Quote every line as given.

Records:
··········

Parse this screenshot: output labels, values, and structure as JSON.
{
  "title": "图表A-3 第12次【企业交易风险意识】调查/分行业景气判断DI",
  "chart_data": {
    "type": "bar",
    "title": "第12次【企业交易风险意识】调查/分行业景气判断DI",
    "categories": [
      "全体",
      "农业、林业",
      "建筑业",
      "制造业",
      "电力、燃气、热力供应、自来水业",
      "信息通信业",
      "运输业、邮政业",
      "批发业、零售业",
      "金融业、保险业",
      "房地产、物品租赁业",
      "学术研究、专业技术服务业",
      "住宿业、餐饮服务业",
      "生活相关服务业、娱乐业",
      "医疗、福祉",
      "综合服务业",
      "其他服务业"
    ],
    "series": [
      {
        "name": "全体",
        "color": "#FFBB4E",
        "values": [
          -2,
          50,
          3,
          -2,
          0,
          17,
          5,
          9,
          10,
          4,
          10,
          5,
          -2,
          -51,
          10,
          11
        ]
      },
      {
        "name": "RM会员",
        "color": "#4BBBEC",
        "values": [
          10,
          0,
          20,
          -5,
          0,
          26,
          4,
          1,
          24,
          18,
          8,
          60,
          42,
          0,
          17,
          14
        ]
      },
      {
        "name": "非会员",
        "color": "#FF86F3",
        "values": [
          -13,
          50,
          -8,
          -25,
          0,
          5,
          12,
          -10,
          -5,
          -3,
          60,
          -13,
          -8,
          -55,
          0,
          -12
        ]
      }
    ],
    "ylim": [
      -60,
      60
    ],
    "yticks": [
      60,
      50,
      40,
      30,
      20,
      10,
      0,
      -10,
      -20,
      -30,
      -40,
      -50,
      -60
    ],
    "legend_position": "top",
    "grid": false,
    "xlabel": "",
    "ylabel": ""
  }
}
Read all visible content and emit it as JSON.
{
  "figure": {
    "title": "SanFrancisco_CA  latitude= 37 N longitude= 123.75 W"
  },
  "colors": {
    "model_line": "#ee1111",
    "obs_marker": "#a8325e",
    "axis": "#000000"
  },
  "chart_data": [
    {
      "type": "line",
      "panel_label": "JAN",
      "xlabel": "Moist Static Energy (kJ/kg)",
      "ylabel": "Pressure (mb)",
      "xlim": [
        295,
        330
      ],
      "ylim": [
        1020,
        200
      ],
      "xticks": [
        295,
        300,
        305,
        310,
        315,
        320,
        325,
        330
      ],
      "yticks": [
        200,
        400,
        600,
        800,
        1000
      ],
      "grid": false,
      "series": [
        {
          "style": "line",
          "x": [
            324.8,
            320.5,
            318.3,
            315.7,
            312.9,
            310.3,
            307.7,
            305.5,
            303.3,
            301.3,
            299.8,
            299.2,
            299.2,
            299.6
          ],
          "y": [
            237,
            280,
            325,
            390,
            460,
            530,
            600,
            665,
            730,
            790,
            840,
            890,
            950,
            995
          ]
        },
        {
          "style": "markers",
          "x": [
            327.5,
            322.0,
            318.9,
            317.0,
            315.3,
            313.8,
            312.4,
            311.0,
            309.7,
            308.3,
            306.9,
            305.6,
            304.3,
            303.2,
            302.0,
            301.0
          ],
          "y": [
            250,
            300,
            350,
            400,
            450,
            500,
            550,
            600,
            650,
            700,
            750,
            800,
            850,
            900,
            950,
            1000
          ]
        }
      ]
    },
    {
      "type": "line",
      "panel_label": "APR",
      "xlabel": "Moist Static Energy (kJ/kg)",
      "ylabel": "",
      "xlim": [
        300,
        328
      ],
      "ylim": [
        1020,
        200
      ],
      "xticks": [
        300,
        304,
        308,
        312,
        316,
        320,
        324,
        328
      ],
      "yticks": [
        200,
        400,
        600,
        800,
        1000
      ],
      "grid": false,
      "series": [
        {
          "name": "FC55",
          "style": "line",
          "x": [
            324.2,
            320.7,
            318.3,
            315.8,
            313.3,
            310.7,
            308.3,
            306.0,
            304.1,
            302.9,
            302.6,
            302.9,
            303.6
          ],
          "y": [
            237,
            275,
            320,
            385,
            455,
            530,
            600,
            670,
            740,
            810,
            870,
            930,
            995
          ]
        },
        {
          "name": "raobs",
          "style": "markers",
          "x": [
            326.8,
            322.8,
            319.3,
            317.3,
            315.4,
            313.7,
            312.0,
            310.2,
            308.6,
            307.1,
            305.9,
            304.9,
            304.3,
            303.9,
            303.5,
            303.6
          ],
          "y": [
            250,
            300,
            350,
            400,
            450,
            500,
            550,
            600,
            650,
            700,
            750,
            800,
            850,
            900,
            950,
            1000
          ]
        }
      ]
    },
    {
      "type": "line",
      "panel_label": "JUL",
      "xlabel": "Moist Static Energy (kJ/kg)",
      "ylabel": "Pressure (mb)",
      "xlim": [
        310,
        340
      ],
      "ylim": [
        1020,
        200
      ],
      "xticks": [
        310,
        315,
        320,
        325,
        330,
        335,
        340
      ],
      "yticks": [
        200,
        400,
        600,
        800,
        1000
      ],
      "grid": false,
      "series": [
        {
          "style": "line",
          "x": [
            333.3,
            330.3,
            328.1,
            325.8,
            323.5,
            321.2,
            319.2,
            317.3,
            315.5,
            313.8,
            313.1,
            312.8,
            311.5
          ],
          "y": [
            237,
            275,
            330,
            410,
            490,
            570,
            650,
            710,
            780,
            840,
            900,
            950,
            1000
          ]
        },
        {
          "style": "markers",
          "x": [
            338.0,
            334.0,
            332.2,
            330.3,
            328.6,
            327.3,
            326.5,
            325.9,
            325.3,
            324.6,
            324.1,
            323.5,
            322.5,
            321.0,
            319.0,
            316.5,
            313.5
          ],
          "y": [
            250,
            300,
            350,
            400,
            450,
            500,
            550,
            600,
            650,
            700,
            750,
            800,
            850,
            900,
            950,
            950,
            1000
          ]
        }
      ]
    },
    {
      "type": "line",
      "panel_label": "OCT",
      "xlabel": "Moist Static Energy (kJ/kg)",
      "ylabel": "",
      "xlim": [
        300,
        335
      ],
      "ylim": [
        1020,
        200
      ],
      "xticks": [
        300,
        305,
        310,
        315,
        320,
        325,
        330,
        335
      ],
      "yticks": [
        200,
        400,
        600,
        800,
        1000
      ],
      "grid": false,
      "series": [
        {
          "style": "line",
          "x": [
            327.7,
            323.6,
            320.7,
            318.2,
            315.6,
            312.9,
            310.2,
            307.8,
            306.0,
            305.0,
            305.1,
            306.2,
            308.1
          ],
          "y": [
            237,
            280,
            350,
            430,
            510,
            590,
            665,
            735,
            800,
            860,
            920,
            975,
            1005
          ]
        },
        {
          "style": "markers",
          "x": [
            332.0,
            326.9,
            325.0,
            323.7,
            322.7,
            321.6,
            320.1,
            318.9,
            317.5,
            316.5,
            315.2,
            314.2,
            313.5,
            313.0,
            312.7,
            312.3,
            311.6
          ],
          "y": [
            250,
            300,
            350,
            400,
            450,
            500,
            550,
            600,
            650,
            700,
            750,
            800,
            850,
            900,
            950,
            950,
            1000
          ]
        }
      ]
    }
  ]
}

··········

--- Full solution ---
Parse this screenshot: output labels, values, and structure as JSON.
{
  "title": "图表A-3 第12次【企业交易风险意识】调查/分行业景气判断DI",
  "chart_data": {
    "type": "bar",
    "title": "第12次【企业交易风险意识】调查/分行业景气判断DI",
    "categories": [
      "全体",
      "农业、林业",
      "建筑业",
      "制造业",
      "电力、燃气、热力供应、自来水业",
      "信息通信业",
      "运输业、邮政业",
      "批发业、零售业",
      "金融业、保险业",
      "房地产、物品租赁业",
      "学术研究、专业技术服务业",
      "住宿业、餐饮服务业",
      "生活相关服务业、娱乐业",
      "医疗、福祉",
      "综合服务业",
      "其他服务业"
    ],
    "series": [
      {
        "name": "全体",
        "color": "#FFBB4E",
        "values": [
          -2,
          50,
          3,
          -2,
          0,
          17,
          5,
          9,
          10,
          4,
          10,
          5,
          -2,
          -51,
          10,
          11
        ]
      },
      {
        "name": "RM会员",
        "color": "#4BBBEC",
        "values": [
          10,
          0,
          20,
          -5,
          0,
          26,
          4,
          1,
          24,
          18,
          8,
          60,
          42,
          0,
          17,
          14
        ]
      },
      {
        "name": "非会员",
        "color": "#FF86F3",
        "values": [
          -13,
          50,
          -8,
          -25,
          0,
          5,
          12,
          -10,
          -5,
          -3,
          60,
          -13,
          -8,
          -55,
          0,
          -12
        ]
      }
    ],
    "ylim": [
      -60,
      60
    ],
    "yticks": [
      60,
      50,
      40,
      30,
      20,
      10,
      0,
      -10,
      -20,
      -30,
      -40,
      -50,
      -60
    ],
    "legend_position": "top",
    "grid": false,
    "xlabel": "",
    "ylabel": ""
  }
}
Read all visible content and emit it as JSON.
{
  "figure": {
    "title": "SanFrancisco_CA  latitude= 37 N longitude= 123.75 W"
  },
  "colors": {
    "model_line": "#ee1111",
    "obs_marker": "#a8325e",
    "axis": "#000000"
  },
  "chart_data": [
    {
      "type": "line",
      "panel_label": "JAN",
      "xlabel": "Moist Static Energy (kJ/kg)",
      "ylabel": "Pressure (mb)",
      "xlim": [
        295,
        330
      ],
      "ylim": [
        1020,
        200
      ],
      "xticks": [
        295,
        300,
        305,
        310,
        315,
        320,
        325,
        330
      ],
      "yticks": [
        200,
        400,
        600,
        800,
        1000
      ],
      "grid": false,
      "series": [
        {
          "style": "line",
          "x": [
            324.8,
            320.5,
            318.3,
            315.7,
            312.9,
            310.3,
            307.7,
            305.5,
            303.3,
            301.3,
            299.8,
            299.2,
            299.2,
            299.6
          ],
          "y": [
            237,
            280,
            325,
            390,
            460,
            530,
            600,
            665,
            730,
            790,
            840,
            890,
            950,
            995
          ]
        },
        {
          "style": "markers",
          "x": [
            327.5,
            322.0,
            318.9,
            317.0,
            315.3,
            313.8,
            312.4,
            311.0,
            309.7,
            308.3,
            306.9,
            305.6,
            304.3,
            303.2,
            302.0,
            301.0
          ],
          "y": [
            250,
            300,
            350,
            400,
            450,
            500,
            550,
            600,
            650,
            700,
            750,
            800,
            850,
            900,
            950,
            1000
          ]
        }
      ]
    },
    {
      "type": "line",
      "panel_label": "APR",
      "xlabel": "Moist Static Energy (kJ/kg)",
      "ylabel": "",
      "xlim": [
        300,
        328
      ],
      "ylim": [
        1020,
        200
      ],
      "xticks": [
        300,
        304,
        308,
        312,
        316,
        320,
        324,
        328
      ],
      "yticks": [
        200,
        400,
        600,
        800,
        1000
      ],
      "grid": false,
      "series": [
        {
          "name": "FC55",
          "style": "line",
          "x": [
            324.2,
            320.7,
            318.3,
            315.8,
            313.3,
            310.7,
            308.3,
            306.0,
            304.1,
            302.9,
            302.6,
            302.9,
            303.6
          ],
          "y": [
            237,
            275,
            320,
            385,
            455,
            530,
            600,
            670,
            740,
            810,
            870,
            930,
            995
          ]
        },
        {
          "name": "raobs",
          "style": "markers",
          "x": [
            326.8,
            322.8,
            319.3,
            317.3,
            315.4,
            313.7,
            312.0,
            310.2,
            308.6,
            307.1,
            305.9,
            304.9,
            304.3,
            303.9,
            303.5,
            303.6
          ],
          "y": [
            250,
            300,
            350,
            400,
            450,
            500,
            550,
            600,
            650,
            700,
            750,
            800,
            850,
            900,
            950,
            1000
          ]
        }
      ]
    },
    {
      "type": "line",
      "panel_label": "JUL",
      "xlabel": "Moist Static Energy (kJ/kg)",
      "ylabel": "Pressure (mb)",
      "xlim": [
        310,
        340
      ],
      "ylim": [
        1020,
        200
      ],
      "xticks": [
        310,
        315,
        320,
        325,
        330,
        335,
        340
      ],
      "yticks": [
        200,
        400,
        600,
        800,
        1000
      ],
      "grid": false,
      "series": [
        {
          "style": "line",
          "x": [
            333.3,
            330.3,
            328.1,
            325.8,
            323.5,
            321.2,
            319.2,
            317.3,
            315.5,
            313.8,
            313.1,
            312.8,
            311.5
          ],
          "y": [
            237,
            275,
            330,
            410,
            490,
            570,
            650,
            710,
            780,
            840,
            900,
            950,
            1000
          ]
        },
        {
          "style": "markers",
          "x": [
            338.0,
            334.0,
            332.2,
            330.3,
            328.6,
            327.3,
            326.5,
            325.9,
            325.3,
            324.6,
            324.1,
            323.5,
            322.5,
            321.0,
            319.0,
            316.5,
            313.5
          ],
          "y": [
            250,
            300,
            350,
            400,
            450,
            500,
            550,
            600,
            650,
            700,
            750,
            800,
            850,
            900,
            950,
            950,
            1000
          ]
        }
      ]
    },
    {
      "type": "line",
      "panel_label": "OCT",
      "xlabel": "Moist Static Energy (kJ/kg)",
      "ylabel": "",
      "xlim": [
        300,
        335
      ],
      "ylim": [
        1020,
        200
      ],
      "xticks": [
        300,
        305,
        310,
        315,
        320,
        325,
        330,
        335
      ],
      "yticks": [
        200,
        400,
        600,
        800,
        1000
      ],
      "grid": false,
      "series": [
        {
          "style": "line",
          "x": [
            327.7,
            323.6,
            320.7,
            318.2,
            315.6,
            312.9,
            310.2,
            307.8,
            306.0,
            305.0,
            305.1,
            306.2,
            308.1
          ],
          "y": [
            237,
            280,
            350,
            430,
            510,
            590,
            665,
            735,
            800,
            860,
            920,
            975,
            1005
          ]
        },
        {
          "style": "markers",
          "x": [
            332.0,
            326.9,
            325.0,
            323.7,
            322.7,
            321.6,
            320.1,
            318.9,
            317.5,
            316.5,
            315.2,
            314.2,
            313.5,
            313.0,
            312.7,
            312.3,
            311.6
          ],
          "y": [
            250,
            300,
            350,
            400,
            450,
            500,
            550,
            600,
            650,
            700,
            750,
            800,
            850,
            900,
            950,
            950,
            1000
          ]
        }
      ]
    }
  ]
}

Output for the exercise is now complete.